→ Excerpted data

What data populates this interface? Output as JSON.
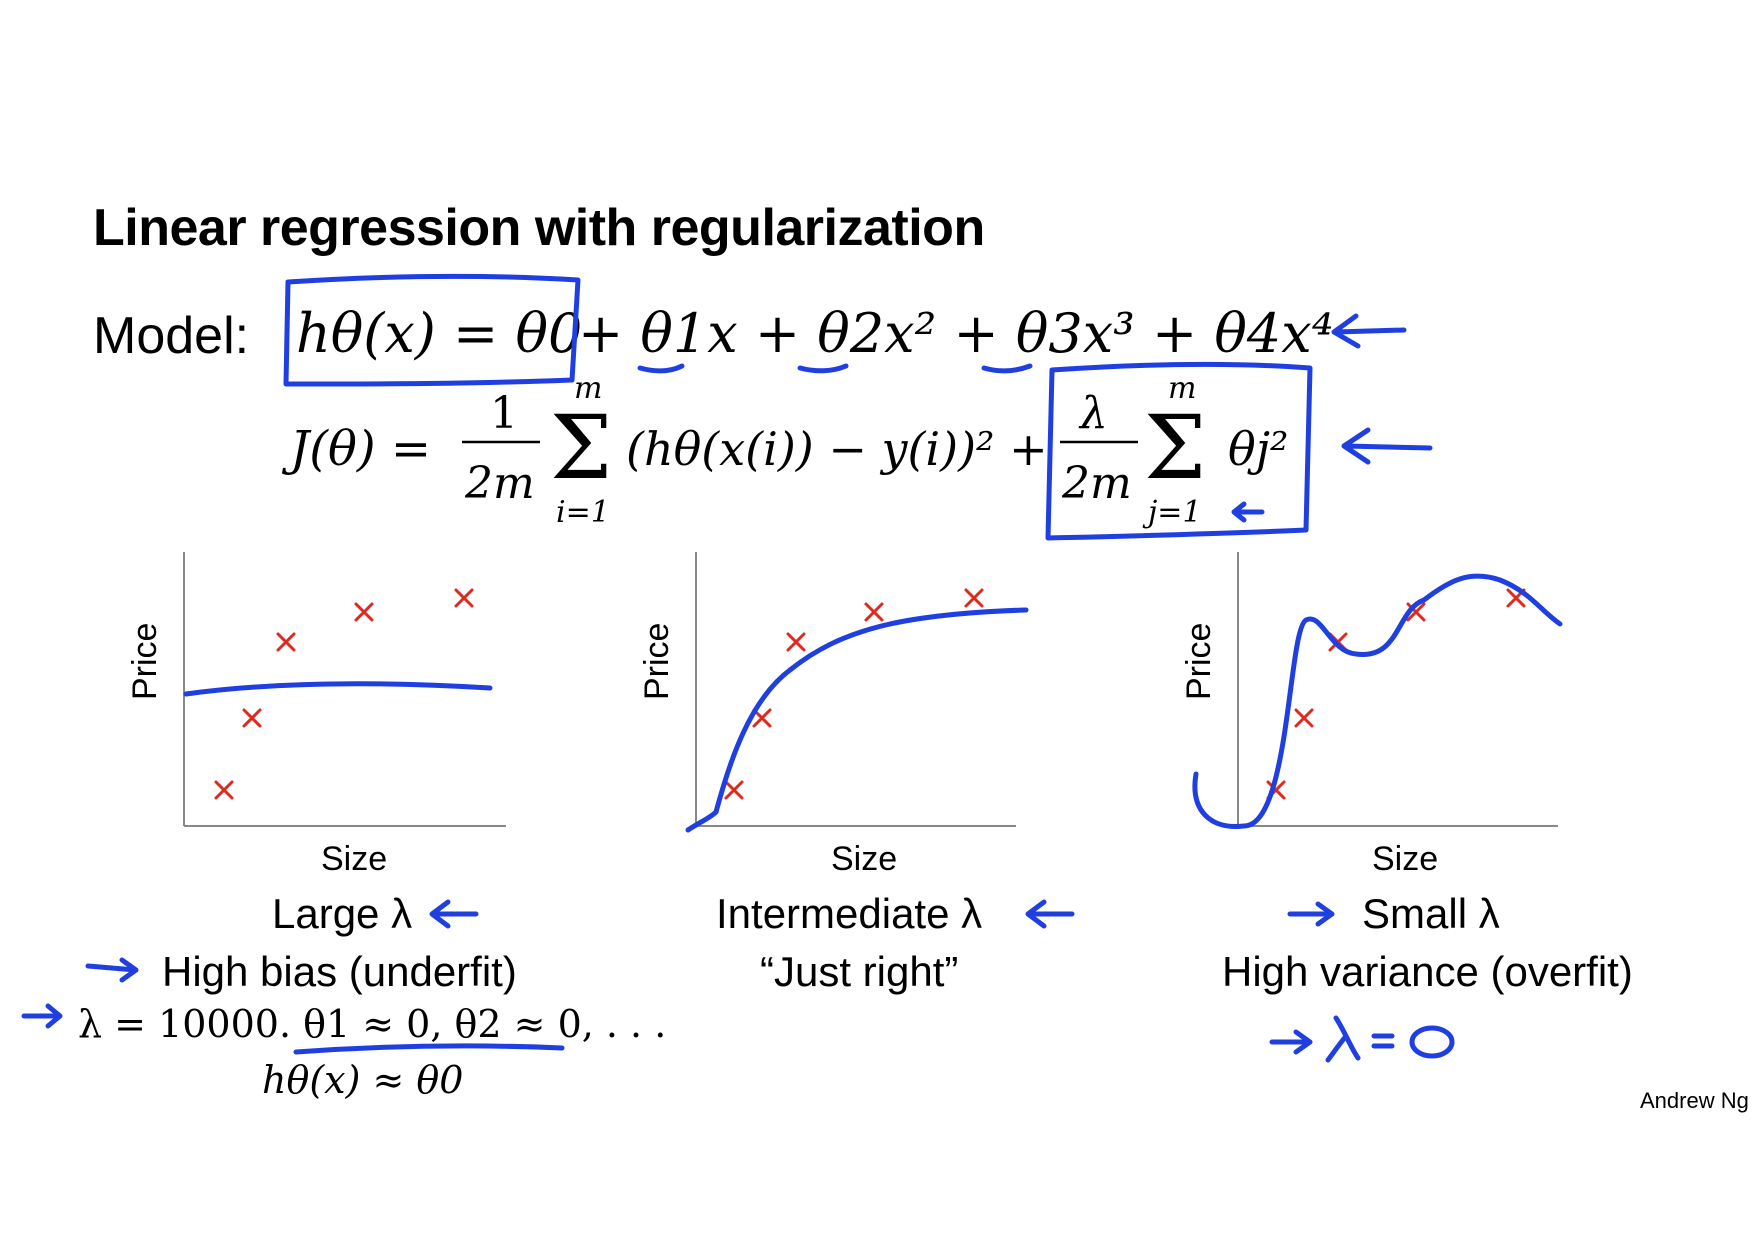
{
  "title": "Linear regression with regularization",
  "model_label": "Model:",
  "equations": {
    "model_lhs": "hθ(x) = θ0",
    "model_rest": "+ θ1x + θ2x² + θ3x³ + θ4x⁴",
    "cost": "J(θ) = (1/2m) Σ_{i=1}^{m} (hθ(x^(i)) − y^(i))² + (λ/2m) Σ_{j=1}^{m} θj²",
    "cost_lhs": "J(θ) =",
    "one": "1",
    "two_m": "2m",
    "lambda": "λ",
    "sum_upper": "m",
    "sum_lower_i": "i=1",
    "sum_lower_j": "j=1",
    "cost_term": "(hθ(x(i)) − y(i))² +",
    "reg_term": "θj²"
  },
  "charts": [
    {
      "name": "large-lambda",
      "ylabel": "Price",
      "xlabel": "Size",
      "caption_line1": "Large λ",
      "caption_line2": "High bias (underfit)",
      "note_line1": "λ = 10000.  θ1 ≈ 0, θ2 ≈ 0, . . .",
      "note_line2": "hθ(x) ≈ θ0"
    },
    {
      "name": "intermediate-lambda",
      "ylabel": "Price",
      "xlabel": "Size",
      "caption_line1": "Intermediate λ",
      "caption_line2": "“Just right”"
    },
    {
      "name": "small-lambda",
      "ylabel": "Price",
      "xlabel": "Size",
      "caption_line1": "Small λ",
      "caption_line2": "High variance (overfit)",
      "handwritten_note": "λ = 0"
    }
  ],
  "signature": "Andrew Ng",
  "colors": {
    "ink": "#1f3fe0",
    "marker": "#e0281e",
    "axis": "#888888",
    "text": "#000000"
  }
}
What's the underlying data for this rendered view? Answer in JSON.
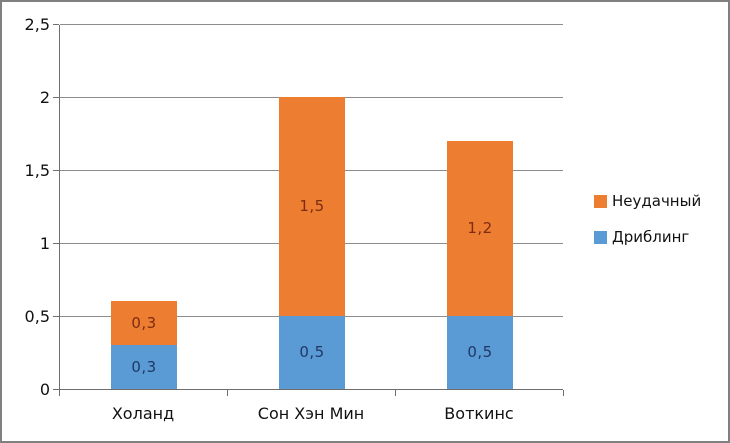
{
  "chart_data": {
    "type": "bar",
    "stacked": true,
    "title": "",
    "xlabel": "",
    "ylabel": "",
    "categories": [
      "Холанд",
      "Сон Хэн Мин",
      "Воткинс"
    ],
    "series": [
      {
        "name": "Дриблинг",
        "color": "#5b9bd5",
        "label_color": "#1f3864",
        "values": [
          0.3,
          0.5,
          0.5
        ],
        "labels": [
          "0,3",
          "0,5",
          "0,5"
        ]
      },
      {
        "name": "Неудачный",
        "color": "#ed7d31",
        "label_color": "#7b2c12",
        "values": [
          0.3,
          1.5,
          1.2
        ],
        "labels": [
          "0,3",
          "1,5",
          "1,2"
        ]
      }
    ],
    "y_axis": {
      "min": 0,
      "max": 2.5,
      "ticks": [
        0,
        0.5,
        1,
        1.5,
        2,
        2.5
      ],
      "tick_labels": [
        "0",
        "0,5",
        "1",
        "1,5",
        "2",
        "2,5"
      ]
    },
    "grid": true,
    "legend": {
      "position": "right",
      "items": [
        {
          "name": "Неудачный",
          "color": "#ed7d31"
        },
        {
          "name": "Дриблинг",
          "color": "#5b9bd5"
        }
      ]
    }
  }
}
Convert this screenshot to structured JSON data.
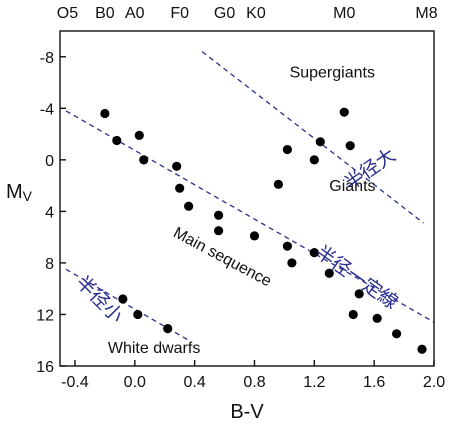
{
  "chart_data": {
    "type": "scatter",
    "title": "",
    "xlabel": "B-V",
    "ylabel": "M",
    "ylabel_subscript": "V",
    "xlim": [
      -0.5,
      2.0
    ],
    "ylim": [
      16,
      -10
    ],
    "x_ticks": [
      -0.4,
      0.0,
      0.4,
      0.8,
      1.2,
      1.6,
      2.0
    ],
    "x_tick_labels": [
      "-0.4",
      "0.0",
      "0.4",
      "0.8",
      "1.2",
      "1.6",
      "2.0"
    ],
    "y_ticks": [
      -8,
      -4,
      0,
      4,
      8,
      12,
      16
    ],
    "y_tick_labels": [
      "-8",
      "-4",
      "0",
      "4",
      "8",
      "12",
      "16"
    ],
    "spectral_types": [
      {
        "label": "O5",
        "x": -0.45
      },
      {
        "label": "B0",
        "x": -0.2
      },
      {
        "label": "A0",
        "x": 0.0
      },
      {
        "label": "F0",
        "x": 0.3
      },
      {
        "label": "G0",
        "x": 0.6
      },
      {
        "label": "K0",
        "x": 0.81
      },
      {
        "label": "M0",
        "x": 1.4
      },
      {
        "label": "M8",
        "x": 1.95
      }
    ],
    "points": [
      {
        "x": -0.2,
        "y": -3.6
      },
      {
        "x": -0.12,
        "y": -1.5
      },
      {
        "x": 0.03,
        "y": -1.9
      },
      {
        "x": 0.06,
        "y": 0.0
      },
      {
        "x": 0.28,
        "y": 0.5
      },
      {
        "x": 0.3,
        "y": 2.2
      },
      {
        "x": 0.36,
        "y": 3.6
      },
      {
        "x": 0.56,
        "y": 4.3
      },
      {
        "x": 0.56,
        "y": 5.5
      },
      {
        "x": 0.8,
        "y": 5.9
      },
      {
        "x": 1.02,
        "y": 6.7
      },
      {
        "x": 1.05,
        "y": 8.0
      },
      {
        "x": 1.2,
        "y": 7.2
      },
      {
        "x": 1.3,
        "y": 8.8
      },
      {
        "x": -0.08,
        "y": 10.8
      },
      {
        "x": 0.02,
        "y": 12.0
      },
      {
        "x": 0.22,
        "y": 13.1
      },
      {
        "x": 1.46,
        "y": 12.0
      },
      {
        "x": 1.5,
        "y": 10.4
      },
      {
        "x": 1.62,
        "y": 12.3
      },
      {
        "x": 1.75,
        "y": 13.5
      },
      {
        "x": 1.92,
        "y": 14.7
      },
      {
        "x": 0.96,
        "y": 1.9
      },
      {
        "x": 1.02,
        "y": -0.8
      },
      {
        "x": 1.2,
        "y": 0.0
      },
      {
        "x": 1.24,
        "y": -1.4
      },
      {
        "x": 1.4,
        "y": -3.7
      },
      {
        "x": 1.44,
        "y": -1.1
      }
    ],
    "guide_lines": [
      {
        "x1": -0.46,
        "y1": -3.8,
        "x2": 2.0,
        "y2": 12.6
      },
      {
        "x1": -0.46,
        "y1": 8.5,
        "x2": 0.36,
        "y2": 14.0
      },
      {
        "x1": 0.45,
        "y1": -8.4,
        "x2": 1.93,
        "y2": 4.9
      }
    ],
    "annotations": [
      {
        "text": "Supergiants",
        "x": 1.32,
        "y": -6.4,
        "anchor": "middle"
      },
      {
        "text": "Giants",
        "x": 1.3,
        "y": 2.4,
        "anchor": "start"
      },
      {
        "text": "Main sequence",
        "x": 0.25,
        "y": 5.9,
        "rotate": 28,
        "anchor": "start"
      },
      {
        "text": "White dwarfs",
        "x": -0.18,
        "y": 15.0,
        "anchor": "start"
      },
      {
        "text": "半径大",
        "x": 1.44,
        "y": 2.4,
        "rotate": -35,
        "anchor": "start",
        "style": "radius"
      },
      {
        "text": "半径一定線",
        "x": 1.2,
        "y": 7.4,
        "rotate": 35,
        "anchor": "start",
        "style": "radius"
      },
      {
        "text": "半径小",
        "x": -0.4,
        "y": 9.6,
        "rotate": 45,
        "anchor": "start",
        "style": "radius"
      }
    ],
    "grid": false,
    "colors": {
      "points": "#000000",
      "guides": "#2a2f8f",
      "radius_text": "#2a2f8f"
    }
  }
}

→ Task instructions
Print each of the records above exactly as written, leaving no picture in the copy.

→ Response for this exercise
What data populates this interface? Output as JSON.
{
  "title": "Linear regression with regularization",
  "model_label": "Model:",
  "equations": {
    "model_lhs": "hθ(x) = θ0",
    "model_rest": "+ θ1x + θ2x² + θ3x³ + θ4x⁴",
    "cost": "J(θ) = (1/2m) Σ_{i=1}^{m} (hθ(x^(i)) − y^(i))² + (λ/2m) Σ_{j=1}^{m} θj²",
    "cost_lhs": "J(θ) =",
    "one": "1",
    "two_m": "2m",
    "lambda": "λ",
    "sum_upper": "m",
    "sum_lower_i": "i=1",
    "sum_lower_j": "j=1",
    "cost_term": "(hθ(x(i)) − y(i))² +",
    "reg_term": "θj²"
  },
  "charts": [
    {
      "name": "large-lambda",
      "ylabel": "Price",
      "xlabel": "Size",
      "caption_line1": "Large λ",
      "caption_line2": "High bias (underfit)",
      "note_line1": "λ = 10000.  θ1 ≈ 0, θ2 ≈ 0, . . .",
      "note_line2": "hθ(x) ≈ θ0"
    },
    {
      "name": "intermediate-lambda",
      "ylabel": "Price",
      "xlabel": "Size",
      "caption_line1": "Intermediate λ",
      "caption_line2": "“Just right”"
    },
    {
      "name": "small-lambda",
      "ylabel": "Price",
      "xlabel": "Size",
      "caption_line1": "Small λ",
      "caption_line2": "High variance (overfit)",
      "handwritten_note": "λ = 0"
    }
  ],
  "signature": "Andrew Ng",
  "colors": {
    "ink": "#1f3fe0",
    "marker": "#e0281e",
    "axis": "#888888",
    "text": "#000000"
  }
}
What's the underlying data for this rendered view? Answer in JSON.
{
  "chart_data": {
    "type": "bar",
    "stacked": true,
    "title": "",
    "xlabel": "",
    "ylabel": "",
    "categories": [
      "Холанд",
      "Сон Хэн Мин",
      "Воткинс"
    ],
    "series": [
      {
        "name": "Дриблинг",
        "color": "#5b9bd5",
        "label_color": "#1f3864",
        "values": [
          0.3,
          0.5,
          0.5
        ],
        "labels": [
          "0,3",
          "0,5",
          "0,5"
        ]
      },
      {
        "name": "Неудачный",
        "color": "#ed7d31",
        "label_color": "#7b2c12",
        "values": [
          0.3,
          1.5,
          1.2
        ],
        "labels": [
          "0,3",
          "1,5",
          "1,2"
        ]
      }
    ],
    "y_axis": {
      "min": 0,
      "max": 2.5,
      "ticks": [
        0,
        0.5,
        1,
        1.5,
        2,
        2.5
      ],
      "tick_labels": [
        "0",
        "0,5",
        "1",
        "1,5",
        "2",
        "2,5"
      ]
    },
    "grid": true,
    "legend": {
      "position": "right",
      "items": [
        {
          "name": "Неудачный",
          "color": "#ed7d31"
        },
        {
          "name": "Дриблинг",
          "color": "#5b9bd5"
        }
      ]
    }
  }
}
Convert this screenshot to structured JSON data.
{
  "chart_data": {
    "type": "scatter",
    "title": "",
    "xlabel": "B-V",
    "ylabel": "M",
    "ylabel_subscript": "V",
    "xlim": [
      -0.5,
      2.0
    ],
    "ylim": [
      16,
      -10
    ],
    "x_ticks": [
      -0.4,
      0.0,
      0.4,
      0.8,
      1.2,
      1.6,
      2.0
    ],
    "x_tick_labels": [
      "-0.4",
      "0.0",
      "0.4",
      "0.8",
      "1.2",
      "1.6",
      "2.0"
    ],
    "y_ticks": [
      -8,
      -4,
      0,
      4,
      8,
      12,
      16
    ],
    "y_tick_labels": [
      "-8",
      "-4",
      "0",
      "4",
      "8",
      "12",
      "16"
    ],
    "spectral_types": [
      {
        "label": "O5",
        "x": -0.45
      },
      {
        "label": "B0",
        "x": -0.2
      },
      {
        "label": "A0",
        "x": 0.0
      },
      {
        "label": "F0",
        "x": 0.3
      },
      {
        "label": "G0",
        "x": 0.6
      },
      {
        "label": "K0",
        "x": 0.81
      },
      {
        "label": "M0",
        "x": 1.4
      },
      {
        "label": "M8",
        "x": 1.95
      }
    ],
    "points": [
      {
        "x": -0.2,
        "y": -3.6
      },
      {
        "x": -0.12,
        "y": -1.5
      },
      {
        "x": 0.03,
        "y": -1.9
      },
      {
        "x": 0.06,
        "y": 0.0
      },
      {
        "x": 0.28,
        "y": 0.5
      },
      {
        "x": 0.3,
        "y": 2.2
      },
      {
        "x": 0.36,
        "y": 3.6
      },
      {
        "x": 0.56,
        "y": 4.3
      },
      {
        "x": 0.56,
        "y": 5.5
      },
      {
        "x": 0.8,
        "y": 5.9
      },
      {
        "x": 1.02,
        "y": 6.7
      },
      {
        "x": 1.05,
        "y": 8.0
      },
      {
        "x": 1.2,
        "y": 7.2
      },
      {
        "x": 1.3,
        "y": 8.8
      },
      {
        "x": -0.08,
        "y": 10.8
      },
      {
        "x": 0.02,
        "y": 12.0
      },
      {
        "x": 0.22,
        "y": 13.1
      },
      {
        "x": 1.46,
        "y": 12.0
      },
      {
        "x": 1.5,
        "y": 10.4
      },
      {
        "x": 1.62,
        "y": 12.3
      },
      {
        "x": 1.75,
        "y": 13.5
      },
      {
        "x": 1.92,
        "y": 14.7
      },
      {
        "x": 0.96,
        "y": 1.9
      },
      {
        "x": 1.02,
        "y": -0.8
      },
      {
        "x": 1.2,
        "y": 0.0
      },
      {
        "x": 1.24,
        "y": -1.4
      },
      {
        "x": 1.4,
        "y": -3.7
      },
      {
        "x": 1.44,
        "y": -1.1
      }
    ],
    "guide_lines": [
      {
        "x1": -0.46,
        "y1": -3.8,
        "x2": 2.0,
        "y2": 12.6
      },
      {
        "x1": -0.46,
        "y1": 8.5,
        "x2": 0.36,
        "y2": 14.0
      },
      {
        "x1": 0.45,
        "y1": -8.4,
        "x2": 1.93,
        "y2": 4.9
      }
    ],
    "annotations": [
      {
        "text": "Supergiants",
        "x": 1.32,
        "y": -6.4,
        "anchor": "middle"
      },
      {
        "text": "Giants",
        "x": 1.3,
        "y": 2.4,
        "anchor": "start"
      },
      {
        "text": "Main sequence",
        "x": 0.25,
        "y": 5.9,
        "rotate": 28,
        "anchor": "start"
      },
      {
        "text": "White dwarfs",
        "x": -0.18,
        "y": 15.0,
        "anchor": "start"
      },
      {
        "text": "半径大",
        "x": 1.44,
        "y": 2.4,
        "rotate": -35,
        "anchor": "start",
        "style": "radius"
      },
      {
        "text": "半径一定線",
        "x": 1.2,
        "y": 7.4,
        "rotate": 35,
        "anchor": "start",
        "style": "radius"
      },
      {
        "text": "半径小",
        "x": -0.4,
        "y": 9.6,
        "rotate": 45,
        "anchor": "start",
        "style": "radius"
      }
    ],
    "grid": false,
    "colors": {
      "points": "#000000",
      "guides": "#2a2f8f",
      "radius_text": "#2a2f8f"
    }
  }
}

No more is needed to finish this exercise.